▸ What the task asks
Locate the word "html" in the data below, then copy every line that holds it.

▸ Records for this task

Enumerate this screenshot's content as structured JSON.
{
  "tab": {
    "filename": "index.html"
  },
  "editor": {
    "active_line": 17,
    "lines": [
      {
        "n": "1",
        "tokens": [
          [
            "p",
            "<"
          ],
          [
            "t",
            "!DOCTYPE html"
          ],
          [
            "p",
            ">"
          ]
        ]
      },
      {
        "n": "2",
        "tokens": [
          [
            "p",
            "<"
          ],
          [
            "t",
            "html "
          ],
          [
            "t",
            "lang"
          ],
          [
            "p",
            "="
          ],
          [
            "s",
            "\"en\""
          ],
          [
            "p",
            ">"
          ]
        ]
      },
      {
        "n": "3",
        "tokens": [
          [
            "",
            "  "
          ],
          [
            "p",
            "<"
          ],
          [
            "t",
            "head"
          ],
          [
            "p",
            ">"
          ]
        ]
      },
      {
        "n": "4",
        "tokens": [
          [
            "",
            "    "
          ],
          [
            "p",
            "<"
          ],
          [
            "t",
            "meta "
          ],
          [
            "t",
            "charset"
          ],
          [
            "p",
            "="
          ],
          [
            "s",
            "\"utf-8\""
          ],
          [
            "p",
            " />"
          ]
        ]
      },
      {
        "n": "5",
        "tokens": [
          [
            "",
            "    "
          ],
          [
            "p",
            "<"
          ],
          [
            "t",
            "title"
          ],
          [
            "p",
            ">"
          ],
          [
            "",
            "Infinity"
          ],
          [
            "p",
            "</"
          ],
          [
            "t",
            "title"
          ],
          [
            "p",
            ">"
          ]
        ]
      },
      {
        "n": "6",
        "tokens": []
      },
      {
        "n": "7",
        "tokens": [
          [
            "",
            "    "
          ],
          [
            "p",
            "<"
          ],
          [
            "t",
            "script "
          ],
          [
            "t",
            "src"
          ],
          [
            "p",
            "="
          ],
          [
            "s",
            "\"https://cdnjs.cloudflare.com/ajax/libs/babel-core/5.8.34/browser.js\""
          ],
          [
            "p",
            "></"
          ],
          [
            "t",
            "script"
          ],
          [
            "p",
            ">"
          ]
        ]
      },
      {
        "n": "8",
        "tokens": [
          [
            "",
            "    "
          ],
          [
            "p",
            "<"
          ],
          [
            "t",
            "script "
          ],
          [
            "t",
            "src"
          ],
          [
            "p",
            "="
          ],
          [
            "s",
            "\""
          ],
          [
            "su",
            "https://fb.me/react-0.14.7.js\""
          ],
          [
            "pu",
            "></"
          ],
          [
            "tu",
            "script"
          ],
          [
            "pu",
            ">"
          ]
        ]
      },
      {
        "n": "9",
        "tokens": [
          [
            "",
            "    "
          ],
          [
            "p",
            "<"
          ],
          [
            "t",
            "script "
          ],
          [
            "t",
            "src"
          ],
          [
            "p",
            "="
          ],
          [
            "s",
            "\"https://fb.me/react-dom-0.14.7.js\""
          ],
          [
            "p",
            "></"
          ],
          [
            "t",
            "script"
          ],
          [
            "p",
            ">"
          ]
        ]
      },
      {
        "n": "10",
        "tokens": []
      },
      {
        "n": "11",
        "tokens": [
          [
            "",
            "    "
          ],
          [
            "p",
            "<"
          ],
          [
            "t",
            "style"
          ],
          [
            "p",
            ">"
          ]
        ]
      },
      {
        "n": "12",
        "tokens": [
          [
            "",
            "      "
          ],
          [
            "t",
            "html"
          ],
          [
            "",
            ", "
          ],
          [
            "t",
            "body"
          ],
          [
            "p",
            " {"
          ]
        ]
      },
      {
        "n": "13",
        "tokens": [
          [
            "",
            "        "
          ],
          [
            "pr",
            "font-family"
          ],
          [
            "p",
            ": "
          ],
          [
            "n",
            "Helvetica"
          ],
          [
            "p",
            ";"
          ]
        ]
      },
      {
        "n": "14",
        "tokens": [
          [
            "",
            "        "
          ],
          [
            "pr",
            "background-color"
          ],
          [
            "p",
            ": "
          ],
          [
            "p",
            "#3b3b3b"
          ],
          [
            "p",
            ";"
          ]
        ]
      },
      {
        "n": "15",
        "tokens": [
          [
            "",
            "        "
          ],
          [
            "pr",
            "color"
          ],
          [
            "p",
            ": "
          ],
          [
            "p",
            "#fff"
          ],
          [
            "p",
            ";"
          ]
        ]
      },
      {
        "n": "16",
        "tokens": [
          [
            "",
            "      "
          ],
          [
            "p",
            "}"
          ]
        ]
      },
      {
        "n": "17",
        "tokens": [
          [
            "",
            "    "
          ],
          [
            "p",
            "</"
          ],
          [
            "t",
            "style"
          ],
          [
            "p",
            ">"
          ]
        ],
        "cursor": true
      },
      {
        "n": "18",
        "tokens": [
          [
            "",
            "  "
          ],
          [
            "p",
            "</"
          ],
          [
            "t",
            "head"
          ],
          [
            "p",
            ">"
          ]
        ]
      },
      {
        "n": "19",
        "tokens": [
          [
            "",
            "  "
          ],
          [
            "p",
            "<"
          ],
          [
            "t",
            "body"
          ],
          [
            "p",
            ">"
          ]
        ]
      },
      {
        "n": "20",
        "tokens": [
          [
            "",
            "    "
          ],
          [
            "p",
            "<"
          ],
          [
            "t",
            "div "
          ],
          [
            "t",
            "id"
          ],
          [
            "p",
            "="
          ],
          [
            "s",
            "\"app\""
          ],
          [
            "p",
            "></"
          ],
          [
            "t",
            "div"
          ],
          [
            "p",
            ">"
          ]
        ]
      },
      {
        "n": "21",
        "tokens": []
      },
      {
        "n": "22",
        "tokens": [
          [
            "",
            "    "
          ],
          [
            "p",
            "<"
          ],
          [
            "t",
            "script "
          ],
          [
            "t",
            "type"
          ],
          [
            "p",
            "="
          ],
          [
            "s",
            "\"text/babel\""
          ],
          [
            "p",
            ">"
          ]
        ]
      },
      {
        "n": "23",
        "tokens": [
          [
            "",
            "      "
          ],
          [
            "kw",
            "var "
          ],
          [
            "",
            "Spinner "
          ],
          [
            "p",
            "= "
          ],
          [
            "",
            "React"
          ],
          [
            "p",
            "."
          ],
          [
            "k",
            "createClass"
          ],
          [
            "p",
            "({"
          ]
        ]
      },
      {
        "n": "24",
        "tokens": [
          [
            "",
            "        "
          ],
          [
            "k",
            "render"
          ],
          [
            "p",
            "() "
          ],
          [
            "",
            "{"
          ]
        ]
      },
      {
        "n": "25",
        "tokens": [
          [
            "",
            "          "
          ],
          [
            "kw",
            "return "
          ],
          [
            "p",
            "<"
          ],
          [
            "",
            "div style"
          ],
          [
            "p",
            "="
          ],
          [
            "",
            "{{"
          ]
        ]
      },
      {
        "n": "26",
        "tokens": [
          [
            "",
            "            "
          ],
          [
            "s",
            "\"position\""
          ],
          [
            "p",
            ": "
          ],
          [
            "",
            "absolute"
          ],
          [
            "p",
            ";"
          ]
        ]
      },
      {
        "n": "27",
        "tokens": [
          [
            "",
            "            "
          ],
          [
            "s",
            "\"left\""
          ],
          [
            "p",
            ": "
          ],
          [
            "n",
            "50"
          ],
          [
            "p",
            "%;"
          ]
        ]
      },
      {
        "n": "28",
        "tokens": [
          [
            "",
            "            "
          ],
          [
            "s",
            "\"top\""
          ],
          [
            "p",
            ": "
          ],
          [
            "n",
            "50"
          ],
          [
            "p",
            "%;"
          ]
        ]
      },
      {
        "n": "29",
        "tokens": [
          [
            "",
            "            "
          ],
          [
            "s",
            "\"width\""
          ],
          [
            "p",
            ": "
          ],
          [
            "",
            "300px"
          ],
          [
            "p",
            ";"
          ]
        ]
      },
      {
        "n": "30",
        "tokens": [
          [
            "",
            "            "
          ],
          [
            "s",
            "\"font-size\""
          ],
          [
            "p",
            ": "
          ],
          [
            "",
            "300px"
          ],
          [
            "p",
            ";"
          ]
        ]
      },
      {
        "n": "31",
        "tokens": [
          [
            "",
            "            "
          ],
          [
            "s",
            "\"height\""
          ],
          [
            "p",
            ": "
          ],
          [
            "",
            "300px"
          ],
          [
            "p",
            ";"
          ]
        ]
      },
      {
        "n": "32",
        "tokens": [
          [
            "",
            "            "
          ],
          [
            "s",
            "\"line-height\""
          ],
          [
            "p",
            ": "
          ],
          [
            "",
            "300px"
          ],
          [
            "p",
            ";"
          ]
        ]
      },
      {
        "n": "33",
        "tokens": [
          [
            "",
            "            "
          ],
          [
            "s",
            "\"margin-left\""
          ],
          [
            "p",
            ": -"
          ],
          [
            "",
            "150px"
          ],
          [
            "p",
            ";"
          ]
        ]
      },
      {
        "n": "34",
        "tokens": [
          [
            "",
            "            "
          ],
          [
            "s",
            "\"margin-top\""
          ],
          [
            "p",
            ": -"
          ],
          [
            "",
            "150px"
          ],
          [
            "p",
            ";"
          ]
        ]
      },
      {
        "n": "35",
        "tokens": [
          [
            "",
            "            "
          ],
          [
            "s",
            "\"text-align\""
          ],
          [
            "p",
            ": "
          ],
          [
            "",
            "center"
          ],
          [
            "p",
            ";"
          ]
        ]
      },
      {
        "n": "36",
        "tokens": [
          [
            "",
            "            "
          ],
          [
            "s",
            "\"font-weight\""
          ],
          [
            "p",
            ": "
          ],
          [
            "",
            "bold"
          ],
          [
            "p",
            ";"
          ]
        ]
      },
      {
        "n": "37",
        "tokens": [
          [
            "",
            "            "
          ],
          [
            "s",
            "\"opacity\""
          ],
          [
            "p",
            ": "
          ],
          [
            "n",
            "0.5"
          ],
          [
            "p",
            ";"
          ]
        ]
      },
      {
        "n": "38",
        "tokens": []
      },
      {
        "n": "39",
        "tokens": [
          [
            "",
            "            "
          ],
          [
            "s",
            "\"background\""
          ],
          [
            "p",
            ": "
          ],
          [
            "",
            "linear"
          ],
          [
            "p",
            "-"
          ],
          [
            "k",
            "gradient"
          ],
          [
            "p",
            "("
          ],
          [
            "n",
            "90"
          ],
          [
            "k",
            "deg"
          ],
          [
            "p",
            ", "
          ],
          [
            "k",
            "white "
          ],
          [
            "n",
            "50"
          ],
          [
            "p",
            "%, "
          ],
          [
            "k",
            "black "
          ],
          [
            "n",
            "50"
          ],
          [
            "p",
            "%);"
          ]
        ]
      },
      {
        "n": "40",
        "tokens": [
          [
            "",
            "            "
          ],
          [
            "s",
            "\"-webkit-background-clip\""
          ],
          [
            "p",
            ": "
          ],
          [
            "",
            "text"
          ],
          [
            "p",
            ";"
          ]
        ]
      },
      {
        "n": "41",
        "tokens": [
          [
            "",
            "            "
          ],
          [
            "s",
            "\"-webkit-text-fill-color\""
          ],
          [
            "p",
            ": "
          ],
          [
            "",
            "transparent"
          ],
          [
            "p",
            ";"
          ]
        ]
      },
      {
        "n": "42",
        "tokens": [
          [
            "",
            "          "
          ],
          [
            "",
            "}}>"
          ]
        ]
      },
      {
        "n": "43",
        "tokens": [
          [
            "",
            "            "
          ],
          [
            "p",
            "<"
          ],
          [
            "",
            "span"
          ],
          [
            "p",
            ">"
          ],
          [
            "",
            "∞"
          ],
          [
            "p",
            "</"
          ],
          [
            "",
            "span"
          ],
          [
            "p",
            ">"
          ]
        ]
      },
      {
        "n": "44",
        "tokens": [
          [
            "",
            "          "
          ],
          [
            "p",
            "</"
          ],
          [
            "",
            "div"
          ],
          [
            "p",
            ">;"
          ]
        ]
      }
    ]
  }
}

▸ Task solution
    "filename": "index.html"
            "!DOCTYPE html"
            "html "
            "html"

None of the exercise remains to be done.